== Given information

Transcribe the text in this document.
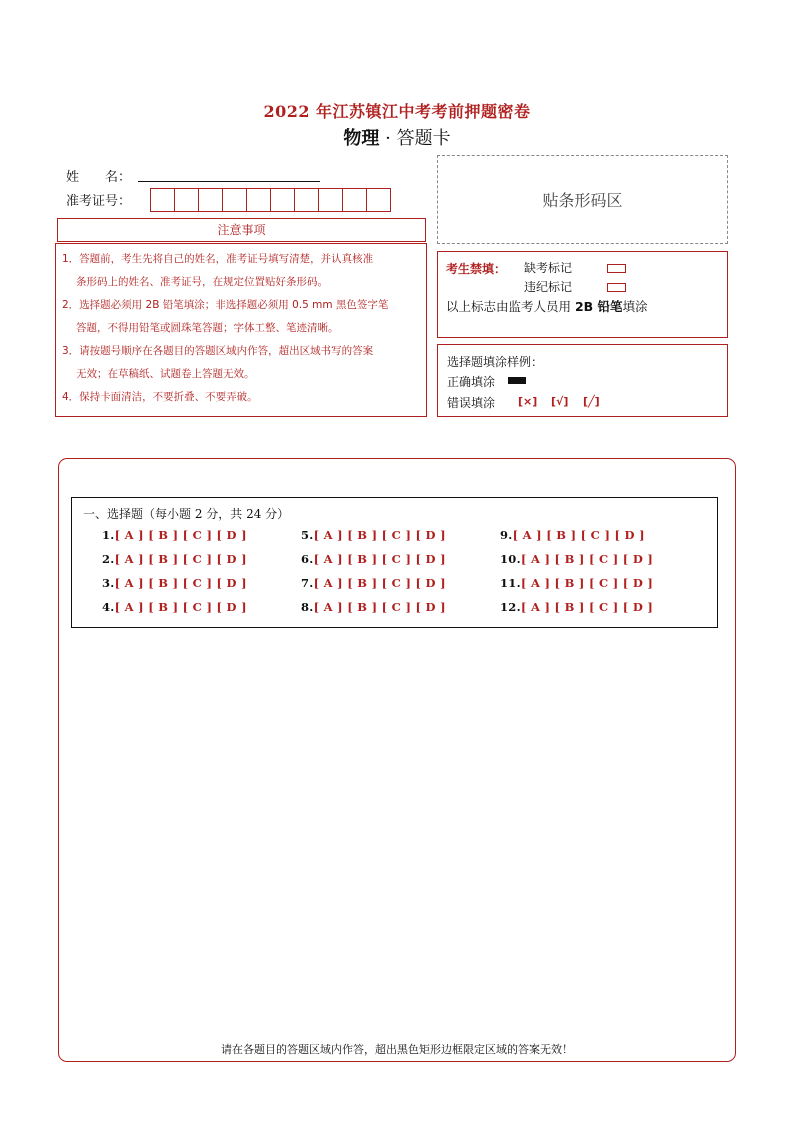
2022 年江苏镇江中考考前押题密卷
物理 · 答题卡
姓　　名：
准考证号：	贴条形码区
注意事项

1．答题前，考生先将自己的姓名，准考证号填写清楚，并认真核准

条形码上的姓名、准考证号，在规定位置贴好条形码。

2．选择题必须用 2B 铅笔填涂；非选择题必须用 0.5 mm 黑色签字笔

答题，不得用铅笔或圆珠笔答题；字体工整、笔迹清晰。

3．请按题号顺序在各题目的答题区域内作答，超出区域书写的答案

无效；在草稿纸、试题卷上答题无效。

4．保持卡面清洁，不要折叠、不要弄破。

考生禁填： 缺考标记
违纪标记
以上标志由监考人员用 2B 铅笔填涂
选择题填涂样例：
正确填涂
错误填涂 [×] [√] [╱]
一、选择题（每小题 2 分，共 24 分）
1.[ A ] [ B ] [ C ] [ D ]
2.[ A ] [ B ] [ C ] [ D ]
3.[ A ] [ B ] [ C ] [ D ]
4.[ A ] [ B ] [ C ] [ D ]
5.[ A ] [ B ] [ C ] [ D ]
6.[ A ] [ B ] [ C ] [ D ]
7.[ A ] [ B ] [ C ] [ D ]
8.[ A ] [ B ] [ C ] [ D ]
9.[ A ] [ B ] [ C ] [ D ]
10.[ A ] [ B ] [ C ] [ D ]
11.[ A ] [ B ] [ C ] [ D ]
12.[ A ] [ B ] [ C ] [ D ]
请在各题目的答题区域内作答，超出黑色矩形边框限定区域的答案无效！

====

Work to be completed: Omit every picture, and otherwise quote the entries exactly.

The solution:
Transcribe the text in this document.
2022 年江苏镇江中考考前押题密卷
物理 · 答题卡
姓　　名：
准考证号：	贴条形码区
注意事项

1．答题前，考生先将自己的姓名，准考证号填写清楚，并认真核准

条形码上的姓名、准考证号，在规定位置贴好条形码。

2．选择题必须用 2B 铅笔填涂；非选择题必须用 0.5 mm 黑色签字笔

答题，不得用铅笔或圆珠笔答题；字体工整、笔迹清晰。

3．请按题号顺序在各题目的答题区域内作答，超出区域书写的答案

无效；在草稿纸、试题卷上答题无效。

4．保持卡面清洁，不要折叠、不要弄破。

考生禁填： 缺考标记
违纪标记
以上标志由监考人员用 2B 铅笔填涂
选择题填涂样例：
正确填涂
错误填涂 [×] [√] [╱]
一、选择题（每小题 2 分，共 24 分）
1.[ A ] [ B ] [ C ] [ D ]
2.[ A ] [ B ] [ C ] [ D ]
3.[ A ] [ B ] [ C ] [ D ]
4.[ A ] [ B ] [ C ] [ D ]
5.[ A ] [ B ] [ C ] [ D ]
6.[ A ] [ B ] [ C ] [ D ]
7.[ A ] [ B ] [ C ] [ D ]
8.[ A ] [ B ] [ C ] [ D ]
9.[ A ] [ B ] [ C ] [ D ]
10.[ A ] [ B ] [ C ] [ D ]
11.[ A ] [ B ] [ C ] [ D ]
12.[ A ] [ B ] [ C ] [ D ]
请在各题目的答题区域内作答，超出黑色矩形边框限定区域的答案无效！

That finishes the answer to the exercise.